Directive >>
Your answer should be a single number: the count of lines holding the word "this".

Dataset extract >>
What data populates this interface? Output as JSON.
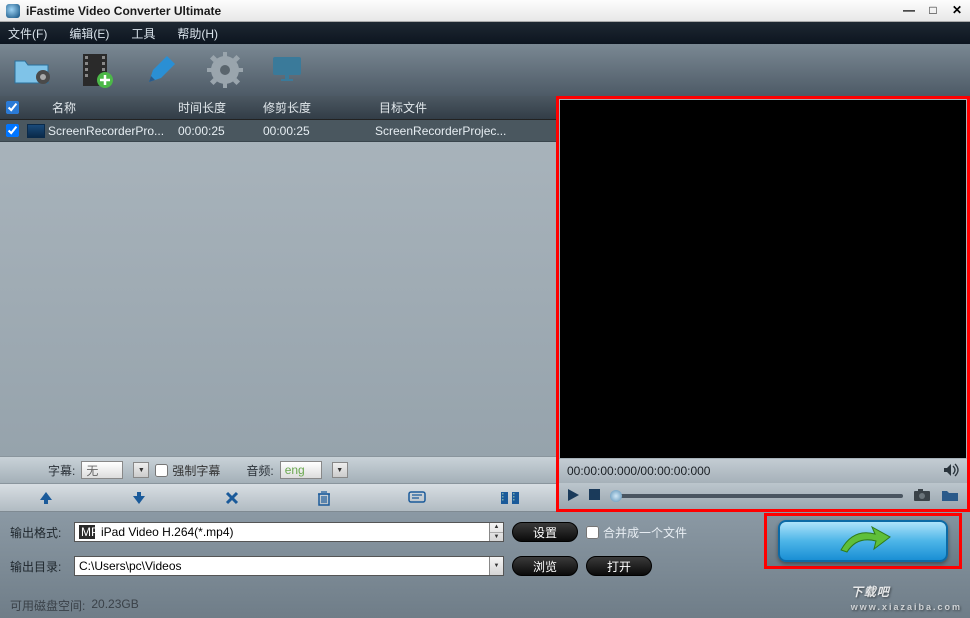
{
  "title": "iFastime Video Converter Ultimate",
  "menu": {
    "file": "文件(F)",
    "edit": "编辑(E)",
    "tool": "工具",
    "help": "帮助(H)"
  },
  "columns": {
    "name": "名称",
    "time": "时间长度",
    "trim": "修剪长度",
    "target": "目标文件"
  },
  "rows": [
    {
      "name": "ScreenRecorderPro...",
      "time": "00:00:25",
      "trim": "00:00:25",
      "target": "ScreenRecorderProjec..."
    }
  ],
  "subtitle": {
    "label": "字幕:",
    "value": "无",
    "force": "强制字幕"
  },
  "audio": {
    "label": "音频:",
    "value": "eng"
  },
  "preview": {
    "time": "00:00:00:000/00:00:00:000"
  },
  "output": {
    "format_label": "输出格式:",
    "format_value": "iPad Video H.264(*.mp4)",
    "dir_label": "输出目录:",
    "dir_value": "C:\\Users\\pc\\Videos",
    "settings": "设置",
    "browse": "浏览",
    "open": "打开",
    "merge": "合并成一个文件"
  },
  "disk": {
    "label": "可用磁盘空间:",
    "value": "20.23GB"
  },
  "watermark": {
    "text": "下载吧",
    "sub": "www.xiazaiba.com"
  }
}
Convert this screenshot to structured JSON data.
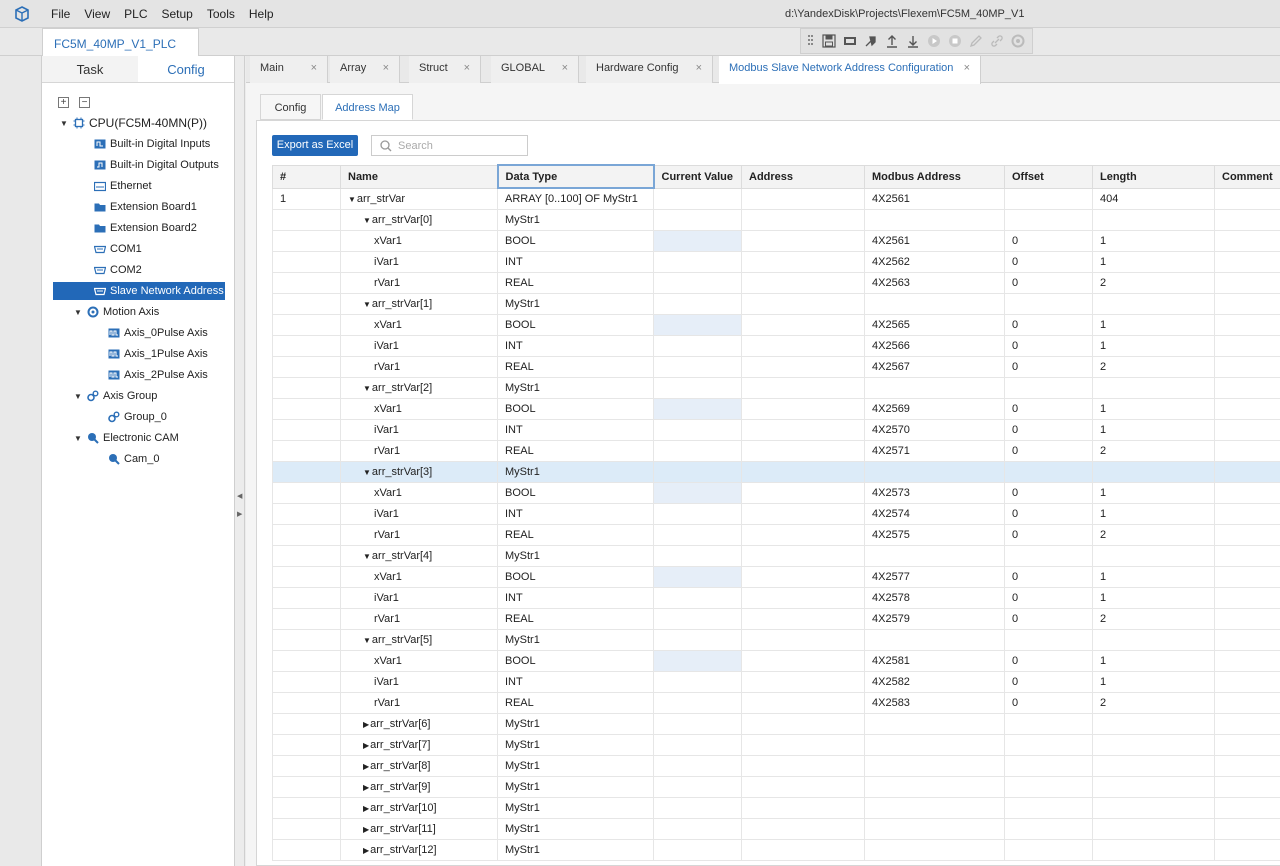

Answer to the problem >>
2